• _PROMPT_
Copy out the entries in full and with complete accuracy; pictures are excluded.

• _DATA_
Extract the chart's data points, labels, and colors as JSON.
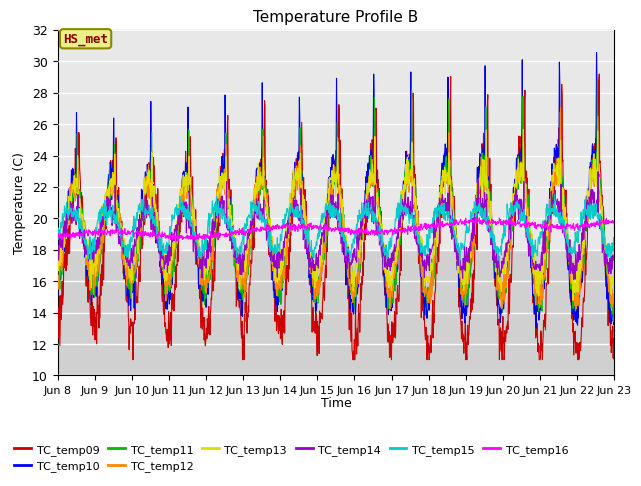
{
  "title": "Temperature Profile B",
  "xlabel": "Time",
  "ylabel": "Temperature (C)",
  "ylim": [
    10,
    32
  ],
  "n_days": 15,
  "x_tick_labels": [
    "Jun 8",
    "Jun 9",
    "Jun 10",
    "Jun 11",
    "Jun 12",
    "Jun 13",
    "Jun 14",
    "Jun 15",
    "Jun 16",
    "Jun 17",
    "Jun 18",
    "Jun 19",
    "Jun 20",
    "Jun 21",
    "Jun 22",
    "Jun 23"
  ],
  "series_colors": {
    "TC_temp09": "#cc0000",
    "TC_temp10": "#0000ee",
    "TC_temp11": "#00bb00",
    "TC_temp12": "#ff8800",
    "TC_temp13": "#dddd00",
    "TC_temp14": "#9900cc",
    "TC_temp15": "#00cccc",
    "TC_temp16": "#ff00ff"
  },
  "annotation_text": "HS_met",
  "annotation_color": "#880000",
  "annotation_bg": "#eeee88",
  "annotation_edge": "#888800",
  "bg_upper": "#e8e8e8",
  "bg_lower": "#d0d0d0",
  "bg_split_temp": 18,
  "title_fontsize": 11,
  "axis_fontsize": 9,
  "legend_fontsize": 8
}
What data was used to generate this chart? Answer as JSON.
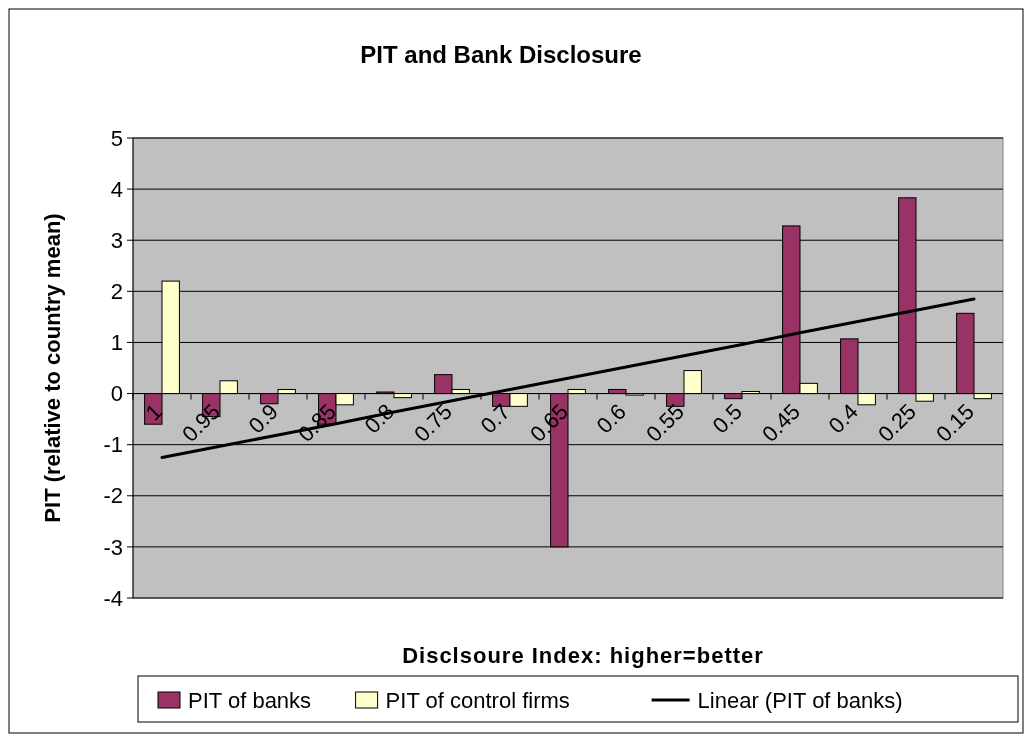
{
  "chart_data": {
    "type": "bar",
    "title": "PIT and Bank Disclosure",
    "xlabel": "Disclsoure Index: higher=better",
    "ylabel": "PIT (relative to country mean)",
    "categories": [
      "1",
      "0.95",
      "0.9",
      "0.85",
      "0.8",
      "0.75",
      "0.7",
      "0.65",
      "0.6",
      "0.55",
      "0.5",
      "0.45",
      "0.4",
      "0.25",
      "0.15"
    ],
    "series": [
      {
        "name": "PIT of banks",
        "color": "#993366",
        "values": [
          -0.6,
          -0.45,
          -0.2,
          -0.6,
          0.03,
          0.37,
          -0.25,
          -3.0,
          0.08,
          -0.25,
          -0.1,
          3.28,
          1.07,
          3.83,
          1.57
        ]
      },
      {
        "name": "PIT of control firms",
        "color": "#ffffcc",
        "values": [
          2.2,
          0.25,
          0.08,
          -0.22,
          -0.08,
          0.08,
          -0.25,
          0.08,
          -0.03,
          0.45,
          0.04,
          0.2,
          -0.22,
          -0.15,
          -0.1
        ]
      },
      {
        "name": "Linear (PIT of banks)",
        "type": "line",
        "color": "#000000",
        "values": [
          -1.25,
          -1.03,
          -0.81,
          -0.59,
          -0.36,
          -0.14,
          0.08,
          0.3,
          0.52,
          0.74,
          0.96,
          1.19,
          1.41,
          1.63,
          1.85
        ]
      }
    ],
    "ylim": [
      -4,
      5
    ],
    "yticks": [
      -4,
      -3,
      -2,
      -1,
      0,
      1,
      2,
      3,
      4,
      5
    ],
    "grid": "y",
    "legend": "bottom"
  }
}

• _RESPONSE_
Extract the chart's data points, labels, and colors as JSON.
{
  "title": "Temperature Profile B",
  "xlabel": "Time",
  "ylabel": "Temperature (C)",
  "ylim": [
    10,
    32
  ],
  "n_days": 15,
  "x_tick_labels": [
    "Jun 8",
    "Jun 9",
    "Jun 10",
    "Jun 11",
    "Jun 12",
    "Jun 13",
    "Jun 14",
    "Jun 15",
    "Jun 16",
    "Jun 17",
    "Jun 18",
    "Jun 19",
    "Jun 20",
    "Jun 21",
    "Jun 22",
    "Jun 23"
  ],
  "series_colors": {
    "TC_temp09": "#cc0000",
    "TC_temp10": "#0000ee",
    "TC_temp11": "#00bb00",
    "TC_temp12": "#ff8800",
    "TC_temp13": "#dddd00",
    "TC_temp14": "#9900cc",
    "TC_temp15": "#00cccc",
    "TC_temp16": "#ff00ff"
  },
  "annotation_text": "HS_met",
  "annotation_color": "#880000",
  "annotation_bg": "#eeee88",
  "annotation_edge": "#888800",
  "bg_upper": "#e8e8e8",
  "bg_lower": "#d0d0d0",
  "bg_split_temp": 18,
  "title_fontsize": 11,
  "axis_fontsize": 9,
  "legend_fontsize": 8
}
What data was used to generate this chart? Answer as JSON.
{
  "chart_data": {
    "type": "bar",
    "title": "PIT and Bank Disclosure",
    "xlabel": "Disclsoure Index: higher=better",
    "ylabel": "PIT (relative to country mean)",
    "categories": [
      "1",
      "0.95",
      "0.9",
      "0.85",
      "0.8",
      "0.75",
      "0.7",
      "0.65",
      "0.6",
      "0.55",
      "0.5",
      "0.45",
      "0.4",
      "0.25",
      "0.15"
    ],
    "series": [
      {
        "name": "PIT of banks",
        "color": "#993366",
        "values": [
          -0.6,
          -0.45,
          -0.2,
          -0.6,
          0.03,
          0.37,
          -0.25,
          -3.0,
          0.08,
          -0.25,
          -0.1,
          3.28,
          1.07,
          3.83,
          1.57
        ]
      },
      {
        "name": "PIT of control firms",
        "color": "#ffffcc",
        "values": [
          2.2,
          0.25,
          0.08,
          -0.22,
          -0.08,
          0.08,
          -0.25,
          0.08,
          -0.03,
          0.45,
          0.04,
          0.2,
          -0.22,
          -0.15,
          -0.1
        ]
      },
      {
        "name": "Linear (PIT of banks)",
        "type": "line",
        "color": "#000000",
        "values": [
          -1.25,
          -1.03,
          -0.81,
          -0.59,
          -0.36,
          -0.14,
          0.08,
          0.3,
          0.52,
          0.74,
          0.96,
          1.19,
          1.41,
          1.63,
          1.85
        ]
      }
    ],
    "ylim": [
      -4,
      5
    ],
    "yticks": [
      -4,
      -3,
      -2,
      -1,
      0,
      1,
      2,
      3,
      4,
      5
    ],
    "grid": "y",
    "legend": "bottom"
  }
}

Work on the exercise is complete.